What you should do
Every record that follows should be printed verbatim.

Data rows

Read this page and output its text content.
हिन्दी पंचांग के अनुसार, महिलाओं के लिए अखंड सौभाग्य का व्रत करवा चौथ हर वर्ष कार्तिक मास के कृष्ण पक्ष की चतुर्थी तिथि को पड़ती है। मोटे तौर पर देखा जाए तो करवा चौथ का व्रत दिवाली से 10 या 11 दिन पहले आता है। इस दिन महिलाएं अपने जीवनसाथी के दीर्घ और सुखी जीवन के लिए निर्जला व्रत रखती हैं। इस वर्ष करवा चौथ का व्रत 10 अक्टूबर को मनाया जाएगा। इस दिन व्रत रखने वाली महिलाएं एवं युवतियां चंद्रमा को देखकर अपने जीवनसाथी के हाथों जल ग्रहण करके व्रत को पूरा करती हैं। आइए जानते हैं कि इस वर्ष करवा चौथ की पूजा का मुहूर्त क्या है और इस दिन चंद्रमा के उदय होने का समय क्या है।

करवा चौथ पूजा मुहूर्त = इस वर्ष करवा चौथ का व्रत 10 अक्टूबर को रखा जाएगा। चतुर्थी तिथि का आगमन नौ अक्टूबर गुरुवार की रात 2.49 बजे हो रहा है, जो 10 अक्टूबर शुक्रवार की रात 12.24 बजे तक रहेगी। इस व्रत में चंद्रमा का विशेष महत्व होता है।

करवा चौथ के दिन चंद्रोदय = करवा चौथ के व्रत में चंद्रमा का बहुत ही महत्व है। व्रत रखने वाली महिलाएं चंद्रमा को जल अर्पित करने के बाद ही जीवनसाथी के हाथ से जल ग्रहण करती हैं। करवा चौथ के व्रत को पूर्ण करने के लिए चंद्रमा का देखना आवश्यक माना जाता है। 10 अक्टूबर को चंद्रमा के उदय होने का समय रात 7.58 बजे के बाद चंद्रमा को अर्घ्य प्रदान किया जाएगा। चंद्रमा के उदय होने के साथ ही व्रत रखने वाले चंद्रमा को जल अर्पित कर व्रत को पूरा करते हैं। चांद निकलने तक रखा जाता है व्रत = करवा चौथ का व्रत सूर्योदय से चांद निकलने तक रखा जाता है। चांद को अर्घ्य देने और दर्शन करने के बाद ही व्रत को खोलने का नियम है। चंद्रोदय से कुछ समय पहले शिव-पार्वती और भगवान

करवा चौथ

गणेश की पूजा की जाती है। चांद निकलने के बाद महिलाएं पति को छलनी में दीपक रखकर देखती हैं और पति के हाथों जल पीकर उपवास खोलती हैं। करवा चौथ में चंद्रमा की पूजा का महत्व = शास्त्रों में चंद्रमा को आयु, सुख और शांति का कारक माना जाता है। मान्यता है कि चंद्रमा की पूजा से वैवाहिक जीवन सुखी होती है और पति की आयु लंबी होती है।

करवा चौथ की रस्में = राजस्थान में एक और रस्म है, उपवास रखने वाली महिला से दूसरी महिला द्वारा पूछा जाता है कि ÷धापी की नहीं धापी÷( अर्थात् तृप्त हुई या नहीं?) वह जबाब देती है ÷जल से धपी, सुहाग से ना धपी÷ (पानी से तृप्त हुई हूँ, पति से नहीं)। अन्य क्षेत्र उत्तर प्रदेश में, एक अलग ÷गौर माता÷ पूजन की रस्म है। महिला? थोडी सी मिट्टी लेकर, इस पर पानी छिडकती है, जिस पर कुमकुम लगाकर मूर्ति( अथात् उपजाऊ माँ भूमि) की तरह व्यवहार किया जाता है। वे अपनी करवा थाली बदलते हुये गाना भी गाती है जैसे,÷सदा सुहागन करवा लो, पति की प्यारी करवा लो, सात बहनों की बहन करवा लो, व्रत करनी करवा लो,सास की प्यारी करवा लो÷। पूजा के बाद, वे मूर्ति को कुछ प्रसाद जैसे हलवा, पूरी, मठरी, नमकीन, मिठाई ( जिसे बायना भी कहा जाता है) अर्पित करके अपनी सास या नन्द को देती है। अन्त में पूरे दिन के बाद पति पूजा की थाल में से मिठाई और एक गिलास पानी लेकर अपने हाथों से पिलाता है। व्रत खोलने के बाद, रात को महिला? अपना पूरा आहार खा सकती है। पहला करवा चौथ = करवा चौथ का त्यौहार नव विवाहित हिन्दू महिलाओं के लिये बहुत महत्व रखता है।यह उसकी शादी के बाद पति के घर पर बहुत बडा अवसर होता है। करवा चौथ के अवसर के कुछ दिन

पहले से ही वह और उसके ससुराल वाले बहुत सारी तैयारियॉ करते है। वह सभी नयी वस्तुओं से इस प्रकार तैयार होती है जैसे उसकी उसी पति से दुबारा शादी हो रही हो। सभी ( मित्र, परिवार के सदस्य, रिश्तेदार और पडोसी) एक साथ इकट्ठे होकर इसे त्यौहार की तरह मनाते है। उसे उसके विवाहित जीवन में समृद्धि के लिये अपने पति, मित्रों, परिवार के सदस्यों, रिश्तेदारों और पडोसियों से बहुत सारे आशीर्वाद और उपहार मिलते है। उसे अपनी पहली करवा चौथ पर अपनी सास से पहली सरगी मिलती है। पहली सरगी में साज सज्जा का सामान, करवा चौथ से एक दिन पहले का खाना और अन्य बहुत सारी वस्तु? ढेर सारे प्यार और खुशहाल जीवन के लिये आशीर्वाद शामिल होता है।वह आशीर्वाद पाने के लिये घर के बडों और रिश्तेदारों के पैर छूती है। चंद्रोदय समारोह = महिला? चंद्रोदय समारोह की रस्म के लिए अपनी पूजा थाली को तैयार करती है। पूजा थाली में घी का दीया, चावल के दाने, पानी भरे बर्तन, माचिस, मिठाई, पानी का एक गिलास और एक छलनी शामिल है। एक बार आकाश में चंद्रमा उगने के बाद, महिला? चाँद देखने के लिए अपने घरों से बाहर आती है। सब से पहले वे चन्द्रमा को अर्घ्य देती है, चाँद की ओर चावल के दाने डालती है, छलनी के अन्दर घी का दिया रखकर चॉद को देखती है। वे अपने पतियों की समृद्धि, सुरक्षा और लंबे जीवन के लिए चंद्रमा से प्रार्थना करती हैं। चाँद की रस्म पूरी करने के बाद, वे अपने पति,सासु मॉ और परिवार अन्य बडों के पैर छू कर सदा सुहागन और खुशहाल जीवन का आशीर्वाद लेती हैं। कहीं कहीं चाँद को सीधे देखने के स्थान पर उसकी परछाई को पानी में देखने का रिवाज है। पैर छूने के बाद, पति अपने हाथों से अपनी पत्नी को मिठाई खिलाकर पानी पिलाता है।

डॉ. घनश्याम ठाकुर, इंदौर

Answer in full
Read this page and output its text content.
हिन्दी पंचांग के अनुसार, महिलाओं के लिए अखंड सौभाग्य का व्रत करवा चौथ हर वर्ष कार्तिक मास के कृष्ण पक्ष की चतुर्थी तिथि को पड़ती है। मोटे तौर पर देखा जाए तो करवा चौथ का व्रत दिवाली से 10 या 11 दिन पहले आता है। इस दिन महिलाएं अपने जीवनसाथी के दीर्घ और सुखी जीवन के लिए निर्जला व्रत रखती हैं। इस वर्ष करवा चौथ का व्रत 10 अक्टूबर को मनाया जाएगा। इस दिन व्रत रखने वाली महिलाएं एवं युवतियां चंद्रमा को देखकर अपने जीवनसाथी के हाथों जल ग्रहण करके व्रत को पूरा करती हैं। आइए जानते हैं कि इस वर्ष करवा चौथ की पूजा का मुहूर्त क्या है और इस दिन चंद्रमा के उदय होने का समय क्या है।

करवा चौथ पूजा मुहूर्त = इस वर्ष करवा चौथ का व्रत 10 अक्टूबर को रखा जाएगा। चतुर्थी तिथि का आगमन नौ अक्टूबर गुरुवार की रात 2.49 बजे हो रहा है, जो 10 अक्टूबर शुक्रवार की रात 12.24 बजे तक रहेगी। इस व्रत में चंद्रमा का विशेष महत्व होता है।

करवा चौथ के दिन चंद्रोदय = करवा चौथ के व्रत में चंद्रमा का बहुत ही महत्व है। व्रत रखने वाली महिलाएं चंद्रमा को जल अर्पित करने के बाद ही जीवनसाथी के हाथ से जल ग्रहण करती हैं। करवा चौथ के व्रत को पूर्ण करने के लिए चंद्रमा का देखना आवश्यक माना जाता है। 10 अक्टूबर को चंद्रमा के उदय होने का समय रात 7.58 बजे के बाद चंद्रमा को अर्घ्य प्रदान किया जाएगा। चंद्रमा के उदय होने के साथ ही व्रत रखने वाले चंद्रमा को जल अर्पित कर व्रत को पूरा करते हैं। चांद निकलने तक रखा जाता है व्रत = करवा चौथ का व्रत सूर्योदय से चांद निकलने तक रखा जाता है। चांद को अर्घ्य देने और दर्शन करने के बाद ही व्रत को खोलने का नियम है। चंद्रोदय से कुछ समय पहले शिव-पार्वती और भगवान

करवा चौथ

गणेश की पूजा की जाती है। चांद निकलने के बाद महिलाएं पति को छलनी में दीपक रखकर देखती हैं और पति के हाथों जल पीकर उपवास खोलती हैं। करवा चौथ में चंद्रमा की पूजा का महत्व = शास्त्रों में चंद्रमा को आयु, सुख और शांति का कारक माना जाता है। मान्यता है कि चंद्रमा की पूजा से वैवाहिक जीवन सुखी होती है और पति की आयु लंबी होती है।

करवा चौथ की रस्में = राजस्थान में एक और रस्म है, उपवास रखने वाली महिला से दूसरी महिला द्वारा पूछा जाता है कि ÷धापी की नहीं धापी÷( अर्थात् तृप्त हुई या नहीं?) वह जबाब देती है ÷जल से धपी, सुहाग से ना धपी÷ (पानी से तृप्त हुई हूँ, पति से नहीं)। अन्य क्षेत्र उत्तर प्रदेश में, एक अलग ÷गौर माता÷ पूजन की रस्म है। महिला? थोडी सी मिट्टी लेकर, इस पर पानी छिडकती है, जिस पर कुमकुम लगाकर मूर्ति( अथात् उपजाऊ माँ भूमि) की तरह व्यवहार किया जाता है। वे अपनी करवा थाली बदलते हुये गाना भी गाती है जैसे,÷सदा सुहागन करवा लो, पति की प्यारी करवा लो, सात बहनों की बहन करवा लो, व्रत करनी करवा लो,सास की प्यारी करवा लो÷। पूजा के बाद, वे मूर्ति को कुछ प्रसाद जैसे हलवा, पूरी, मठरी, नमकीन, मिठाई ( जिसे बायना भी कहा जाता है) अर्पित करके अपनी सास या नन्द को देती है। अन्त में पूरे दिन के बाद पति पूजा की थाल में से मिठाई और एक गिलास पानी लेकर अपने हाथों से पिलाता है। व्रत खोलने के बाद, रात को महिला? अपना पूरा आहार खा सकती है। पहला करवा चौथ = करवा चौथ का त्यौहार नव विवाहित हिन्दू महिलाओं के लिये बहुत महत्व रखता है।यह उसकी शादी के बाद पति के घर पर बहुत बडा अवसर होता है। करवा चौथ के अवसर के कुछ दिन

पहले से ही वह और उसके ससुराल वाले बहुत सारी तैयारियॉ करते है। वह सभी नयी वस्तुओं से इस प्रकार तैयार होती है जैसे उसकी उसी पति से दुबारा शादी हो रही हो। सभी ( मित्र, परिवार के सदस्य, रिश्तेदार और पडोसी) एक साथ इकट्ठे होकर इसे त्यौहार की तरह मनाते है। उसे उसके विवाहित जीवन में समृद्धि के लिये अपने पति, मित्रों, परिवार के सदस्यों, रिश्तेदारों और पडोसियों से बहुत सारे आशीर्वाद और उपहार मिलते है। उसे अपनी पहली करवा चौथ पर अपनी सास से पहली सरगी मिलती है। पहली सरगी में साज सज्जा का सामान, करवा चौथ से एक दिन पहले का खाना और अन्य बहुत सारी वस्तु? ढेर सारे प्यार और खुशहाल जीवन के लिये आशीर्वाद शामिल होता है।वह आशीर्वाद पाने के लिये घर के बडों और रिश्तेदारों के पैर छूती है। चंद्रोदय समारोह = महिला? चंद्रोदय समारोह की रस्म के लिए अपनी पूजा थाली को तैयार करती है। पूजा थाली में घी का दीया, चावल के दाने, पानी भरे बर्तन, माचिस, मिठाई, पानी का एक गिलास और एक छलनी शामिल है। एक बार आकाश में चंद्रमा उगने के बाद, महिला? चाँद देखने के लिए अपने घरों से बाहर आती है। सब से पहले वे चन्द्रमा को अर्घ्य देती है, चाँद की ओर चावल के दाने डालती है, छलनी के अन्दर घी का दिया रखकर चॉद को देखती है। वे अपने पतियों की समृद्धि, सुरक्षा और लंबे जीवन के लिए चंद्रमा से प्रार्थना करती हैं। चाँद की रस्म पूरी करने के बाद, वे अपने पति,सासु मॉ और परिवार अन्य बडों के पैर छू कर सदा सुहागन और खुशहाल जीवन का आशीर्वाद लेती हैं। कहीं कहीं चाँद को सीधे देखने के स्थान पर उसकी परछाई को पानी में देखने का रिवाज है। पैर छूने के बाद, पति अपने हाथों से अपनी पत्नी को मिठाई खिलाकर पानी पिलाता है।

डॉ. घनश्याम ठाकुर, इंदौर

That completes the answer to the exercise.